--- start ---

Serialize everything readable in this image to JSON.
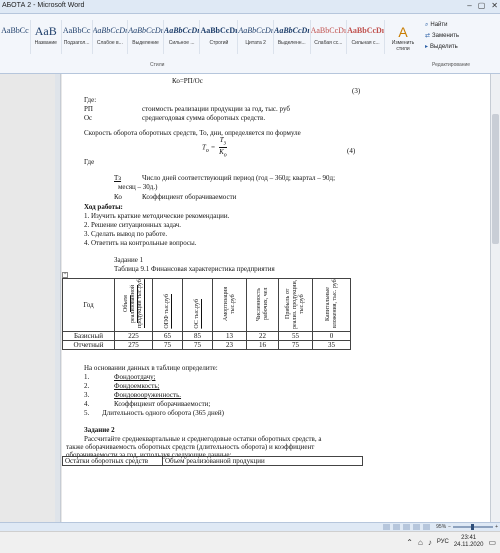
{
  "window": {
    "title": "АБОТА 2 - Microsoft Word",
    "controls": [
      "–",
      "▢",
      "✕"
    ]
  },
  "ribbon": {
    "styles": [
      {
        "sample": "AaBbCc",
        "name": ""
      },
      {
        "sample": "AaB",
        "name": "Название"
      },
      {
        "sample": "AaBbCc",
        "name": "Подзагол..."
      },
      {
        "sample": "AaBbCcDı",
        "name": "Слабое в..."
      },
      {
        "sample": "AaBbCcDı",
        "name": "Выделение"
      },
      {
        "sample": "AaBbCcDı",
        "name": "Сильное ..."
      },
      {
        "sample": "AaBbCcDı",
        "name": "Строгий"
      },
      {
        "sample": "AaBbCcDı",
        "name": "Цитата 2"
      },
      {
        "sample": "AaBbCcDı",
        "name": "Выделенн..."
      },
      {
        "sample": "AaBbCcDı",
        "name": "Слабая сс..."
      },
      {
        "sample": "AaBbCcDı",
        "name": "Сильная с..."
      }
    ],
    "styles_group_label": "Стили",
    "change_styles_label": "Изменить стили",
    "editing": {
      "find": "Найти",
      "replace": "Заменить",
      "select": "Выделить",
      "group_label": "Редактирование"
    }
  },
  "doc": {
    "top_formula": "Ко=РП/Ос",
    "eq3": "(3)",
    "where1": "Где:",
    "rp_sym": "РП",
    "rp_desc": "стоимость реализации продукции за год, тыс. руб",
    "os_sym": "Ос",
    "os_desc": "среднегодовая сумма оборотных средств.",
    "speed_text": "Скорость оборота оборотных средств, То, дни, определяется по формуле",
    "formula_left": "T",
    "formula_left_sub": "о",
    "formula_num": "Т",
    "formula_num_sub": "з",
    "formula_den": "К",
    "formula_den_sub": "о",
    "eq4": "(4)",
    "where2": "Где",
    "tz_sym": "Тз",
    "tz_desc": "Число дней соответствующий период (год – 360д; квартал – 90д;",
    "tz_desc2": "месяц – 30д.)",
    "ko_sym": "Ко",
    "ko_desc": "Коэффициент оборачиваемости",
    "work_heading": "Ход работы:",
    "work_steps": [
      "1.  Изучить краткие методические рекомендации.",
      "2.  Решение ситуационных задач.",
      "3.  Сделать вывод по работе.",
      "4.  Ответить на контрольные вопросы."
    ],
    "task1": "Задание 1",
    "table_caption": "Таблица 9.1 Финансовая характеристика предприятия",
    "table": {
      "headers": [
        "Год",
        "Объем реализованной продукции тыс.руб",
        "ОПФ тыс.руб",
        "ОС тыс.руб",
        "Амортизация тыс.руб",
        "Численность рабочих, чел",
        "Прибыль от реализ. продукции, тыс.руб",
        "Капитальные вложения, тыс. руб"
      ],
      "rows": [
        [
          "Базисный",
          "225",
          "65",
          "85",
          "13",
          "22",
          "55",
          "0"
        ],
        [
          "Отчетный",
          "275",
          "75",
          "75",
          "23",
          "16",
          "75",
          "35"
        ]
      ]
    },
    "determine": "На основании данных в таблице определите:",
    "determine_items": [
      {
        "num": "1.",
        "text": "Фондоотдачу;"
      },
      {
        "num": "2.",
        "text": "Фондоемкость;"
      },
      {
        "num": "3.",
        "text": "Фондовооруженность."
      },
      {
        "num": "4.",
        "text": "Коэффициент оборачиваемости;"
      },
      {
        "num": "5.",
        "text": "Длительность одного оборота (365 дней)"
      }
    ],
    "task2": "Задание 2",
    "task2_text1": "Рассчитайте среднеквартальные и среднегодовые остатки оборотных средств, а",
    "task2_text2": "также оборачиваемость оборотных средств (длительность оборота) и коэффициент",
    "task2_text3": "оборачиваемости за год, используя следующие данные:",
    "t2_col1": "Остатки оборотных средств",
    "t2_col2": "Объем реализованной продукции"
  },
  "statusbar": {
    "zoom": "95%"
  },
  "taskbar": {
    "lang": "РУС",
    "time": "23:41",
    "date": "24.11.2020"
  }
}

--- end ---

**Your instructions**.
Quote every record above exactly, omitting any pictures they contain.

**Answer in full**.
Serialize everything readable in this image to JSON.
{
  "window": {
    "title": "АБОТА 2 - Microsoft Word",
    "controls": [
      "–",
      "▢",
      "✕"
    ]
  },
  "ribbon": {
    "styles": [
      {
        "sample": "AaBbCc",
        "name": ""
      },
      {
        "sample": "AaB",
        "name": "Название"
      },
      {
        "sample": "AaBbCc",
        "name": "Подзагол..."
      },
      {
        "sample": "AaBbCcDı",
        "name": "Слабое в..."
      },
      {
        "sample": "AaBbCcDı",
        "name": "Выделение"
      },
      {
        "sample": "AaBbCcDı",
        "name": "Сильное ..."
      },
      {
        "sample": "AaBbCcDı",
        "name": "Строгий"
      },
      {
        "sample": "AaBbCcDı",
        "name": "Цитата 2"
      },
      {
        "sample": "AaBbCcDı",
        "name": "Выделенн..."
      },
      {
        "sample": "AaBbCcDı",
        "name": "Слабая сс..."
      },
      {
        "sample": "AaBbCcDı",
        "name": "Сильная с..."
      }
    ],
    "styles_group_label": "Стили",
    "change_styles_label": "Изменить стили",
    "editing": {
      "find": "Найти",
      "replace": "Заменить",
      "select": "Выделить",
      "group_label": "Редактирование"
    }
  },
  "doc": {
    "top_formula": "Ко=РП/Ос",
    "eq3": "(3)",
    "where1": "Где:",
    "rp_sym": "РП",
    "rp_desc": "стоимость реализации продукции за год, тыс. руб",
    "os_sym": "Ос",
    "os_desc": "среднегодовая сумма оборотных средств.",
    "speed_text": "Скорость оборота оборотных средств, То, дни, определяется по формуле",
    "formula_left": "T",
    "formula_left_sub": "о",
    "formula_num": "Т",
    "formula_num_sub": "з",
    "formula_den": "К",
    "formula_den_sub": "о",
    "eq4": "(4)",
    "where2": "Где",
    "tz_sym": "Тз",
    "tz_desc": "Число дней соответствующий период (год – 360д; квартал – 90д;",
    "tz_desc2": "месяц – 30д.)",
    "ko_sym": "Ко",
    "ko_desc": "Коэффициент оборачиваемости",
    "work_heading": "Ход работы:",
    "work_steps": [
      "1.  Изучить краткие методические рекомендации.",
      "2.  Решение ситуационных задач.",
      "3.  Сделать вывод по работе.",
      "4.  Ответить на контрольные вопросы."
    ],
    "task1": "Задание 1",
    "table_caption": "Таблица 9.1 Финансовая характеристика предприятия",
    "table": {
      "headers": [
        "Год",
        "Объем реализованной продукции тыс.руб",
        "ОПФ тыс.руб",
        "ОС тыс.руб",
        "Амортизация тыс.руб",
        "Численность рабочих, чел",
        "Прибыль от реализ. продукции, тыс.руб",
        "Капитальные вложения, тыс. руб"
      ],
      "rows": [
        [
          "Базисный",
          "225",
          "65",
          "85",
          "13",
          "22",
          "55",
          "0"
        ],
        [
          "Отчетный",
          "275",
          "75",
          "75",
          "23",
          "16",
          "75",
          "35"
        ]
      ]
    },
    "determine": "На основании данных в таблице определите:",
    "determine_items": [
      {
        "num": "1.",
        "text": "Фондоотдачу;"
      },
      {
        "num": "2.",
        "text": "Фондоемкость;"
      },
      {
        "num": "3.",
        "text": "Фондовооруженность."
      },
      {
        "num": "4.",
        "text": "Коэффициент оборачиваемости;"
      },
      {
        "num": "5.",
        "text": "Длительность одного оборота (365 дней)"
      }
    ],
    "task2": "Задание 2",
    "task2_text1": "Рассчитайте среднеквартальные и среднегодовые остатки оборотных средств, а",
    "task2_text2": "также оборачиваемость оборотных средств (длительность оборота) и коэффициент",
    "task2_text3": "оборачиваемости за год, используя следующие данные:",
    "t2_col1": "Остатки оборотных средств",
    "t2_col2": "Объем реализованной продукции"
  },
  "statusbar": {
    "zoom": "95%"
  },
  "taskbar": {
    "lang": "РУС",
    "time": "23:41",
    "date": "24.11.2020"
  }
}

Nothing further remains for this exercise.